**Exercise details:**
Pull out every line in the data that has the string "Daily" in it.

* Begin *

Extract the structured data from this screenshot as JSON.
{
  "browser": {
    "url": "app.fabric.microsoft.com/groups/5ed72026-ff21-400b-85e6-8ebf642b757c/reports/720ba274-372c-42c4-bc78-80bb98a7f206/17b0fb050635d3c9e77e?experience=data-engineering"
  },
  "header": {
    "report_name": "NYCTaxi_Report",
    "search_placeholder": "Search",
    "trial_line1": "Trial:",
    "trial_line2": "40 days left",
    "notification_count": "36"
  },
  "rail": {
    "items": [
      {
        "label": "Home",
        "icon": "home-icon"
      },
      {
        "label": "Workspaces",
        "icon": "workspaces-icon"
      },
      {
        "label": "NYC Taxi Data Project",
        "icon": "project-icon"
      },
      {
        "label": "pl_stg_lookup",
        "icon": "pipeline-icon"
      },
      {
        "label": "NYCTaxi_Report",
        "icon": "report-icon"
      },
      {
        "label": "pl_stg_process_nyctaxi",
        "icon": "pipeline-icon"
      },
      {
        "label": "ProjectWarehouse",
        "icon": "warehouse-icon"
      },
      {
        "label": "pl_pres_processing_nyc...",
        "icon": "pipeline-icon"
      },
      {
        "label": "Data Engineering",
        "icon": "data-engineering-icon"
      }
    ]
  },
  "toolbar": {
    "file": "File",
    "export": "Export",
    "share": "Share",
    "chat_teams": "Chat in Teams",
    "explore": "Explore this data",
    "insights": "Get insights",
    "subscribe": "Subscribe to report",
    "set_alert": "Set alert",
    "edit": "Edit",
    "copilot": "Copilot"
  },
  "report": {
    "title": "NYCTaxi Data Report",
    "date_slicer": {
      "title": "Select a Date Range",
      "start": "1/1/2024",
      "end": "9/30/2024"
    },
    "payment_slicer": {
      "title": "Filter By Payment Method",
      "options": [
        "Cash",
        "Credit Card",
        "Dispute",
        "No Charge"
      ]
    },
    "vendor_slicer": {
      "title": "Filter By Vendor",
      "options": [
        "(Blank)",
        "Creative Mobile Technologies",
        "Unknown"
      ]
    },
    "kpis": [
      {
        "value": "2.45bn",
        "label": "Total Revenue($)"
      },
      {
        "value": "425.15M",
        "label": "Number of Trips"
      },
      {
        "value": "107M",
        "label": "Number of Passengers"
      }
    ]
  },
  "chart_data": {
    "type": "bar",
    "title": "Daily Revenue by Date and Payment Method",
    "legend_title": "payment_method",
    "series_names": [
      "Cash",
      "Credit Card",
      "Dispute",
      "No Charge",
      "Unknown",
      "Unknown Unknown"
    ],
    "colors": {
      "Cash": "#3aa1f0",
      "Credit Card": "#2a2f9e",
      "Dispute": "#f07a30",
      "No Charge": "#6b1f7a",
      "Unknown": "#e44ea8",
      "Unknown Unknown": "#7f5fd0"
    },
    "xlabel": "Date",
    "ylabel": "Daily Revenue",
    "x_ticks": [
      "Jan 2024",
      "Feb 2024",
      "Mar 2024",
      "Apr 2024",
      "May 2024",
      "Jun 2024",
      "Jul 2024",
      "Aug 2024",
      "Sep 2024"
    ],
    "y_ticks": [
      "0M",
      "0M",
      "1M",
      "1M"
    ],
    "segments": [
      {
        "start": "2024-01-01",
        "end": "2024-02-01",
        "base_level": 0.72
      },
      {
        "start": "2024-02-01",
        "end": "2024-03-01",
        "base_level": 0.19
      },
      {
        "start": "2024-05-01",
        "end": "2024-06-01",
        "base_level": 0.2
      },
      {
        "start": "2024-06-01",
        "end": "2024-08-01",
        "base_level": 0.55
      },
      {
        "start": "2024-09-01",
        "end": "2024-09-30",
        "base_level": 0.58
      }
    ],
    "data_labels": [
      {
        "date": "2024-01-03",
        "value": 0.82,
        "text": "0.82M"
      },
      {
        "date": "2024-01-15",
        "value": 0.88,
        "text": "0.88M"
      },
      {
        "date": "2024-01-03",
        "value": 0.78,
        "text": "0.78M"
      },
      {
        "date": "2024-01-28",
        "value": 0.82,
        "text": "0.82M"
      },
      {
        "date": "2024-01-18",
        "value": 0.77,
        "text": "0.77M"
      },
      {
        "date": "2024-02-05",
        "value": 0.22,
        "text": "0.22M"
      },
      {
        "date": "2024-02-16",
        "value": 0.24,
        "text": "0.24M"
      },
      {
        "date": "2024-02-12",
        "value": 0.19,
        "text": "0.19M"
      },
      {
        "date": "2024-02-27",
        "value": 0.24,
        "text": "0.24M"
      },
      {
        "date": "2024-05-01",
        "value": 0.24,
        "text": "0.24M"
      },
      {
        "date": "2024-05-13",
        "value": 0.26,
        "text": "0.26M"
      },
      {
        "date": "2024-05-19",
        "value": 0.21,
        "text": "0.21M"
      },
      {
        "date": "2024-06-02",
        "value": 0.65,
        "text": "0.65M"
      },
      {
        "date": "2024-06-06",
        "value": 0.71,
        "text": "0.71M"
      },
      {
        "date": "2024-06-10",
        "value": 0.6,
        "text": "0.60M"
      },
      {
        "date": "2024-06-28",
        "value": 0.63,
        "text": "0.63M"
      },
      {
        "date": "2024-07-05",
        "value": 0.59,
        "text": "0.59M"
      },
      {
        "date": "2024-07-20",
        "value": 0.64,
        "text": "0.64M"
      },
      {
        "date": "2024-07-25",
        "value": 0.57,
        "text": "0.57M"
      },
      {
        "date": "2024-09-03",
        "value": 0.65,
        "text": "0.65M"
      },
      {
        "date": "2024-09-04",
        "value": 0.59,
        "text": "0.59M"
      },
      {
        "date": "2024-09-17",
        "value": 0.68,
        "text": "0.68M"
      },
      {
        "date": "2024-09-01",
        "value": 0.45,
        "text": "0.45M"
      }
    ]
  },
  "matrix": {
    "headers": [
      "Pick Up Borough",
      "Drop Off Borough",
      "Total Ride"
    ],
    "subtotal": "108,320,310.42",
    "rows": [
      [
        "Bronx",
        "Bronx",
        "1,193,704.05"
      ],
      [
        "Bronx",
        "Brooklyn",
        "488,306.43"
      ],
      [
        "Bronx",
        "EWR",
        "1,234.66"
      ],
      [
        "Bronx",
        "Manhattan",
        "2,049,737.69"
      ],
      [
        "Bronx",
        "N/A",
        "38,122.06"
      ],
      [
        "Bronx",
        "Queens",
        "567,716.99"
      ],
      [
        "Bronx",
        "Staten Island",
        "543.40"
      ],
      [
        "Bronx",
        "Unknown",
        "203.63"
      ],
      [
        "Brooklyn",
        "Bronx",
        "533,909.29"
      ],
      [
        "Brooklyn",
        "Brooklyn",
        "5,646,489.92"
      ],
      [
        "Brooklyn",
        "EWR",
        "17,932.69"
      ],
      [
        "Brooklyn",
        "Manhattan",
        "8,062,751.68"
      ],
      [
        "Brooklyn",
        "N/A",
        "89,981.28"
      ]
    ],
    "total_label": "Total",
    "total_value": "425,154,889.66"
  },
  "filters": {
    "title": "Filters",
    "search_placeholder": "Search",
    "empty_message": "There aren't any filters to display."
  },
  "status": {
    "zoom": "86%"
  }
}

* End *

**Answer to this task:**
    "title": "Daily Revenue by Date and Payment Method",
    "ylabel": "Daily Revenue",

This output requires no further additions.